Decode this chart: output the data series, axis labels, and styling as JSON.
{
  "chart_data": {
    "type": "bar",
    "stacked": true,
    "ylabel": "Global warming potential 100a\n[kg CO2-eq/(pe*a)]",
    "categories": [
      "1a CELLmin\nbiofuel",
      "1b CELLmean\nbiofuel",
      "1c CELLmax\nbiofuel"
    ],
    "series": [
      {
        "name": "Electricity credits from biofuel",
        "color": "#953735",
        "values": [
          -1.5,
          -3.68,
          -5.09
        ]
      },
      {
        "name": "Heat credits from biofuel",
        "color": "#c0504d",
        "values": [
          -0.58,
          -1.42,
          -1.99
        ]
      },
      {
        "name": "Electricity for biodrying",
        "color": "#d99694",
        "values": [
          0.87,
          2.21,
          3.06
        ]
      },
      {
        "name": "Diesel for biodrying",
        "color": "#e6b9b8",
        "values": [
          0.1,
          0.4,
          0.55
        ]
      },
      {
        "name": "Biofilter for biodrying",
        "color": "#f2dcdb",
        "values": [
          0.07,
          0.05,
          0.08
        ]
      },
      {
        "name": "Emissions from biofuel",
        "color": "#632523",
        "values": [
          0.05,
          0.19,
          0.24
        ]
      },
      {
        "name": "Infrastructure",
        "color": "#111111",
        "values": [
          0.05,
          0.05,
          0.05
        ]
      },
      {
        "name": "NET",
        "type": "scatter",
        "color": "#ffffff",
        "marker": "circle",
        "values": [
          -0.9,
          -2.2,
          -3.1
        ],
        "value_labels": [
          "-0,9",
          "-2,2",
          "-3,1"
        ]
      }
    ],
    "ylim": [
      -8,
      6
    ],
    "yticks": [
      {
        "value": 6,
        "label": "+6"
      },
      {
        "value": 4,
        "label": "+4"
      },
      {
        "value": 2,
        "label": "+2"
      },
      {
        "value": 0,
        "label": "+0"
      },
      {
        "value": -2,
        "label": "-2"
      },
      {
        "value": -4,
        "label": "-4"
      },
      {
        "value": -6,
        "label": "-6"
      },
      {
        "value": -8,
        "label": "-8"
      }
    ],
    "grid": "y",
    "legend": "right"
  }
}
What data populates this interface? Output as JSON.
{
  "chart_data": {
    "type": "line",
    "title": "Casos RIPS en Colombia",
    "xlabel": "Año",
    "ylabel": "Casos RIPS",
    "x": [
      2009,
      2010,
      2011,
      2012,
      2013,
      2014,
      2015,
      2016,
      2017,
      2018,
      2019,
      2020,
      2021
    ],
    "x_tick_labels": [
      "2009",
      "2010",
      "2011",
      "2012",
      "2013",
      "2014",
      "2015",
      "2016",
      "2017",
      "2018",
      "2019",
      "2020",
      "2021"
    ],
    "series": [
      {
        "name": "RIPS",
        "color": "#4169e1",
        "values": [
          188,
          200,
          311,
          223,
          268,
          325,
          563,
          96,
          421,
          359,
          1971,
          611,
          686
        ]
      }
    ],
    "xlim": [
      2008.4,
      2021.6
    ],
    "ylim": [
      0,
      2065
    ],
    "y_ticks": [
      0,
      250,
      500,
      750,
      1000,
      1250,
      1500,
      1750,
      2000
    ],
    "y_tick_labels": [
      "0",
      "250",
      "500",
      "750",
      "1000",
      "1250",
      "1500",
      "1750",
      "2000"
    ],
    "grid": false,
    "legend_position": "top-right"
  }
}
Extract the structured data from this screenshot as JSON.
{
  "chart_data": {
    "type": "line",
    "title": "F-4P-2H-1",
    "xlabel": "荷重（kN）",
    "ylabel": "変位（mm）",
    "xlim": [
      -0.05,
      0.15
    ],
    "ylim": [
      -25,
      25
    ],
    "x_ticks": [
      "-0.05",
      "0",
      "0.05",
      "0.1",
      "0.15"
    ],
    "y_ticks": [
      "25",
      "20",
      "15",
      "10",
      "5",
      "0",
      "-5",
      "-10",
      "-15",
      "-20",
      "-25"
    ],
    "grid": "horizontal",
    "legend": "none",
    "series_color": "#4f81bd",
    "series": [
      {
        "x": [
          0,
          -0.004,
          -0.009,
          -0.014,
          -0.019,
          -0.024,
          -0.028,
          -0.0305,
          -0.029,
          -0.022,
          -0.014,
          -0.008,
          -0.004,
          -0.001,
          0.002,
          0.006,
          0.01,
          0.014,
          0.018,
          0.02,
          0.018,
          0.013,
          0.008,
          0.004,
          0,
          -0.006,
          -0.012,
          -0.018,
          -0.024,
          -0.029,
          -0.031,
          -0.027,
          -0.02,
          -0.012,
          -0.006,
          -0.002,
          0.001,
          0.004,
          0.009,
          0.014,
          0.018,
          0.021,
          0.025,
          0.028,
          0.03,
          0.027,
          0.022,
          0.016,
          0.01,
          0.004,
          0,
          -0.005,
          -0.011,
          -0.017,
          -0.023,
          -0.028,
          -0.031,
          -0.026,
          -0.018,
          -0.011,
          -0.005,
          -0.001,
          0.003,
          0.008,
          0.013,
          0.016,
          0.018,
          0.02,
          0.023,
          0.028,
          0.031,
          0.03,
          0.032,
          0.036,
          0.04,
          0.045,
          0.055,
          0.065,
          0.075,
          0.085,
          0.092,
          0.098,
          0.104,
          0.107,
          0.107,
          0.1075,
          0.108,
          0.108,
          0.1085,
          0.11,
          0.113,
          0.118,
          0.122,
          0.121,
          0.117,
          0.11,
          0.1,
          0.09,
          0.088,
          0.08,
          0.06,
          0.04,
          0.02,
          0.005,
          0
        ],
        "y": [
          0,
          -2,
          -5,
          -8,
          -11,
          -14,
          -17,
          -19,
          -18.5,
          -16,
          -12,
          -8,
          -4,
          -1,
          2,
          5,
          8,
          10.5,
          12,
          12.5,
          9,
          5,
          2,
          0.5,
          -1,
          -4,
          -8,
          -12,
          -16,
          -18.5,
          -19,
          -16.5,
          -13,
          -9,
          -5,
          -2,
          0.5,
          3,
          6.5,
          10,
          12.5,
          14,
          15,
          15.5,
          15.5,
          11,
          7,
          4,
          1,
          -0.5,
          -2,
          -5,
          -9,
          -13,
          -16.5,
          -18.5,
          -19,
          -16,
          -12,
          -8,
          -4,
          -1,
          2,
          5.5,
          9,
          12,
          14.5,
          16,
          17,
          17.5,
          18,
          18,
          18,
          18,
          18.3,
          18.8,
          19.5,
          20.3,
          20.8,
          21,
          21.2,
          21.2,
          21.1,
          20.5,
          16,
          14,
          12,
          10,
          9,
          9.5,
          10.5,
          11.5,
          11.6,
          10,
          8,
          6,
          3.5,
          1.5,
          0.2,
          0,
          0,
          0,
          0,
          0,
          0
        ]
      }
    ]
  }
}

> [Task instructions] Restate every entry word for word.

> [Answer for this exercise]
Decode this chart: output the data series, axis labels, and styling as JSON.
{
  "chart_data": {
    "type": "bar",
    "stacked": true,
    "ylabel": "Global warming potential 100a\n[kg CO2-eq/(pe*a)]",
    "categories": [
      "1a CELLmin\nbiofuel",
      "1b CELLmean\nbiofuel",
      "1c CELLmax\nbiofuel"
    ],
    "series": [
      {
        "name": "Electricity credits from biofuel",
        "color": "#953735",
        "values": [
          -1.5,
          -3.68,
          -5.09
        ]
      },
      {
        "name": "Heat credits from biofuel",
        "color": "#c0504d",
        "values": [
          -0.58,
          -1.42,
          -1.99
        ]
      },
      {
        "name": "Electricity for biodrying",
        "color": "#d99694",
        "values": [
          0.87,
          2.21,
          3.06
        ]
      },
      {
        "name": "Diesel for biodrying",
        "color": "#e6b9b8",
        "values": [
          0.1,
          0.4,
          0.55
        ]
      },
      {
        "name": "Biofilter for biodrying",
        "color": "#f2dcdb",
        "values": [
          0.07,
          0.05,
          0.08
        ]
      },
      {
        "name": "Emissions from biofuel",
        "color": "#632523",
        "values": [
          0.05,
          0.19,
          0.24
        ]
      },
      {
        "name": "Infrastructure",
        "color": "#111111",
        "values": [
          0.05,
          0.05,
          0.05
        ]
      },
      {
        "name": "NET",
        "type": "scatter",
        "color": "#ffffff",
        "marker": "circle",
        "values": [
          -0.9,
          -2.2,
          -3.1
        ],
        "value_labels": [
          "-0,9",
          "-2,2",
          "-3,1"
        ]
      }
    ],
    "ylim": [
      -8,
      6
    ],
    "yticks": [
      {
        "value": 6,
        "label": "+6"
      },
      {
        "value": 4,
        "label": "+4"
      },
      {
        "value": 2,
        "label": "+2"
      },
      {
        "value": 0,
        "label": "+0"
      },
      {
        "value": -2,
        "label": "-2"
      },
      {
        "value": -4,
        "label": "-4"
      },
      {
        "value": -6,
        "label": "-6"
      },
      {
        "value": -8,
        "label": "-8"
      }
    ],
    "grid": "y",
    "legend": "right"
  }
}
What data populates this interface? Output as JSON.
{
  "chart_data": {
    "type": "line",
    "title": "Casos RIPS en Colombia",
    "xlabel": "Año",
    "ylabel": "Casos RIPS",
    "x": [
      2009,
      2010,
      2011,
      2012,
      2013,
      2014,
      2015,
      2016,
      2017,
      2018,
      2019,
      2020,
      2021
    ],
    "x_tick_labels": [
      "2009",
      "2010",
      "2011",
      "2012",
      "2013",
      "2014",
      "2015",
      "2016",
      "2017",
      "2018",
      "2019",
      "2020",
      "2021"
    ],
    "series": [
      {
        "name": "RIPS",
        "color": "#4169e1",
        "values": [
          188,
          200,
          311,
          223,
          268,
          325,
          563,
          96,
          421,
          359,
          1971,
          611,
          686
        ]
      }
    ],
    "xlim": [
      2008.4,
      2021.6
    ],
    "ylim": [
      0,
      2065
    ],
    "y_ticks": [
      0,
      250,
      500,
      750,
      1000,
      1250,
      1500,
      1750,
      2000
    ],
    "y_tick_labels": [
      "0",
      "250",
      "500",
      "750",
      "1000",
      "1250",
      "1500",
      "1750",
      "2000"
    ],
    "grid": false,
    "legend_position": "top-right"
  }
}
Extract the structured data from this screenshot as JSON.
{
  "chart_data": {
    "type": "line",
    "title": "F-4P-2H-1",
    "xlabel": "荷重（kN）",
    "ylabel": "変位（mm）",
    "xlim": [
      -0.05,
      0.15
    ],
    "ylim": [
      -25,
      25
    ],
    "x_ticks": [
      "-0.05",
      "0",
      "0.05",
      "0.1",
      "0.15"
    ],
    "y_ticks": [
      "25",
      "20",
      "15",
      "10",
      "5",
      "0",
      "-5",
      "-10",
      "-15",
      "-20",
      "-25"
    ],
    "grid": "horizontal",
    "legend": "none",
    "series_color": "#4f81bd",
    "series": [
      {
        "x": [
          0,
          -0.004,
          -0.009,
          -0.014,
          -0.019,
          -0.024,
          -0.028,
          -0.0305,
          -0.029,
          -0.022,
          -0.014,
          -0.008,
          -0.004,
          -0.001,
          0.002,
          0.006,
          0.01,
          0.014,
          0.018,
          0.02,
          0.018,
          0.013,
          0.008,
          0.004,
          0,
          -0.006,
          -0.012,
          -0.018,
          -0.024,
          -0.029,
          -0.031,
          -0.027,
          -0.02,
          -0.012,
          -0.006,
          -0.002,
          0.001,
          0.004,
          0.009,
          0.014,
          0.018,
          0.021,
          0.025,
          0.028,
          0.03,
          0.027,
          0.022,
          0.016,
          0.01,
          0.004,
          0,
          -0.005,
          -0.011,
          -0.017,
          -0.023,
          -0.028,
          -0.031,
          -0.026,
          -0.018,
          -0.011,
          -0.005,
          -0.001,
          0.003,
          0.008,
          0.013,
          0.016,
          0.018,
          0.02,
          0.023,
          0.028,
          0.031,
          0.03,
          0.032,
          0.036,
          0.04,
          0.045,
          0.055,
          0.065,
          0.075,
          0.085,
          0.092,
          0.098,
          0.104,
          0.107,
          0.107,
          0.1075,
          0.108,
          0.108,
          0.1085,
          0.11,
          0.113,
          0.118,
          0.122,
          0.121,
          0.117,
          0.11,
          0.1,
          0.09,
          0.088,
          0.08,
          0.06,
          0.04,
          0.02,
          0.005,
          0
        ],
        "y": [
          0,
          -2,
          -5,
          -8,
          -11,
          -14,
          -17,
          -19,
          -18.5,
          -16,
          -12,
          -8,
          -4,
          -1,
          2,
          5,
          8,
          10.5,
          12,
          12.5,
          9,
          5,
          2,
          0.5,
          -1,
          -4,
          -8,
          -12,
          -16,
          -18.5,
          -19,
          -16.5,
          -13,
          -9,
          -5,
          -2,
          0.5,
          3,
          6.5,
          10,
          12.5,
          14,
          15,
          15.5,
          15.5,
          11,
          7,
          4,
          1,
          -0.5,
          -2,
          -5,
          -9,
          -13,
          -16.5,
          -18.5,
          -19,
          -16,
          -12,
          -8,
          -4,
          -1,
          2,
          5.5,
          9,
          12,
          14.5,
          16,
          17,
          17.5,
          18,
          18,
          18,
          18,
          18.3,
          18.8,
          19.5,
          20.3,
          20.8,
          21,
          21.2,
          21.2,
          21.1,
          20.5,
          16,
          14,
          12,
          10,
          9,
          9.5,
          10.5,
          11.5,
          11.6,
          10,
          8,
          6,
          3.5,
          1.5,
          0.2,
          0,
          0,
          0,
          0,
          0,
          0
        ]
      }
    ]
  }
}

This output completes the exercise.